### Texto proporcionado

********************

Arnaldo Córdova
Como se ha podido ver en las últimas semanas, hay en curso una campaña, en parte orquestada y, en parte, espontánea, en contra del voto. Casi no se ha llegado a repudiar el voto sino que, más bien, se da un tumulto de razones por las cuales se nos dice que se va a anular el voto y, para ello, hay una inventiva verdaderamente notable de iniciativas sobre cómo hacerlo. Las razones de ello son casi siempre las mismas: la política está podrida y los partidos políticos son sólo instrumentos en manos de logreros que no buscan más que acomodarse en las esferas del poder.
Es curioso observar cómo casi nadie llama al abstencionismo sino, más bien, a votar anulando el voto. Eso ya es algo. Es bueno que estos anuladores acepten que votar es algo que tiene que hacerse, aunque se anule el voto.
En esta balumba de ideas, sentires y resentimientos, desde luego, se extraña y mucho el buen juicio. Nadie se ha preocupado por explicar la naturaleza política (constitucional) y jurídica del voto ciudadano; nadie ha hecho la menor referencia a la relación del voto con la conformación del poder del Estado (las instituciones nacen de la voluntad popular); nadie se ha hecho cargo del hecho de que el orden institucional se apuntala en el consenso popular o deja de existir.
Nuestra Constitución, siguiendo la de 1857, estipula en su artículo 35 que es una prerrogativa (gracia, privilegio) del ciudadano votar y ser votado y el 36, que es una obligación votar y desempeñar los cargos para los que el voto popular le ha designado. Todo esto tiene un profundo sentido y un significado que, por lo general y por desgracia, el ciudadano común no entiende ni recibe ninguna orientación de quienes deberían dársela. En nuestro orden constitucional el ciudadano es definido como un constructor o, mejor, como un edificador permanente del Estado, precisamente, por el ejercicio de su voto.

********************

### Información registrada

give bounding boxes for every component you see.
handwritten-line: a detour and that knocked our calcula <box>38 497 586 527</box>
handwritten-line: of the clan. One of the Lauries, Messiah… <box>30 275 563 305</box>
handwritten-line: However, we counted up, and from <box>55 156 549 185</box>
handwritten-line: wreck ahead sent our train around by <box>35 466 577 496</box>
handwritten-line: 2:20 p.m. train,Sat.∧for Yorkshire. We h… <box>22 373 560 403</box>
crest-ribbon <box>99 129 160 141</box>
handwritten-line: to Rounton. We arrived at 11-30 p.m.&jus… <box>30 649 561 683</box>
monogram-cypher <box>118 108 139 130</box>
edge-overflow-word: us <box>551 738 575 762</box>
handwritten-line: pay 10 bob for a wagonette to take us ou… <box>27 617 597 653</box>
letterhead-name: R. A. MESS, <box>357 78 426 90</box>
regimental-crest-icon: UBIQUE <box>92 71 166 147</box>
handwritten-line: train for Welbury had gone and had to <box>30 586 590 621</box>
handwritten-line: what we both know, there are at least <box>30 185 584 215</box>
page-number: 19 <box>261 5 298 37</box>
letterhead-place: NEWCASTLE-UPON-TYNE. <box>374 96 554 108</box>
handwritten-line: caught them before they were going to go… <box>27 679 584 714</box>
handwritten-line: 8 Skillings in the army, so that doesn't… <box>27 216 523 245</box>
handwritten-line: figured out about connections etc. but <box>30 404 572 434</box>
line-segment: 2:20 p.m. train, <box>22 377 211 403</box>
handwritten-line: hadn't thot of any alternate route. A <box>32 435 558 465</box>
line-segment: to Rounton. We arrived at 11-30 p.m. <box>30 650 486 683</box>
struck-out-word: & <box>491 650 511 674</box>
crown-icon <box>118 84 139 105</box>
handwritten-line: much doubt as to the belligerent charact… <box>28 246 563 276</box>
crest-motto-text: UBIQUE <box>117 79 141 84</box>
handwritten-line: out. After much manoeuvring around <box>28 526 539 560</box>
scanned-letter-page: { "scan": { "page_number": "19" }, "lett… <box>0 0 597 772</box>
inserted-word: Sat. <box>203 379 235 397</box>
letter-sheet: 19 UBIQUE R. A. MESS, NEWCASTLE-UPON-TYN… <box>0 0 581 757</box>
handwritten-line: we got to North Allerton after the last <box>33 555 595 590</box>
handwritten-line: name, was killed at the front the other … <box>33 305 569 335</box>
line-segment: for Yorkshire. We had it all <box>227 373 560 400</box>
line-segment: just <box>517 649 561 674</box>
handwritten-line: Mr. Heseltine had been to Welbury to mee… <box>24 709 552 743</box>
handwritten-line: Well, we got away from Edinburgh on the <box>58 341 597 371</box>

********************

### Objetivo planteado 1
Según el texto sobre la anulación del voto, ¿qué artículo de la Constitución establece que votar es una obligación?
### Objetivo planteado 2
Enumera todo lo que, según el texto sobre la anulación del voto, nadie ha hecho.

### Resultado obtenido 1
El artículo 36.

### Resultado obtenido 2
- Explicar la naturaleza política (constitucional) y jurídica del voto ciudadano.
- Hacer la menor referencia a la relación del voto con la conformación del poder del Estado.
- Hacerse cargo del hecho de que el orden institucional se apuntala en el consenso popular o deja de existir.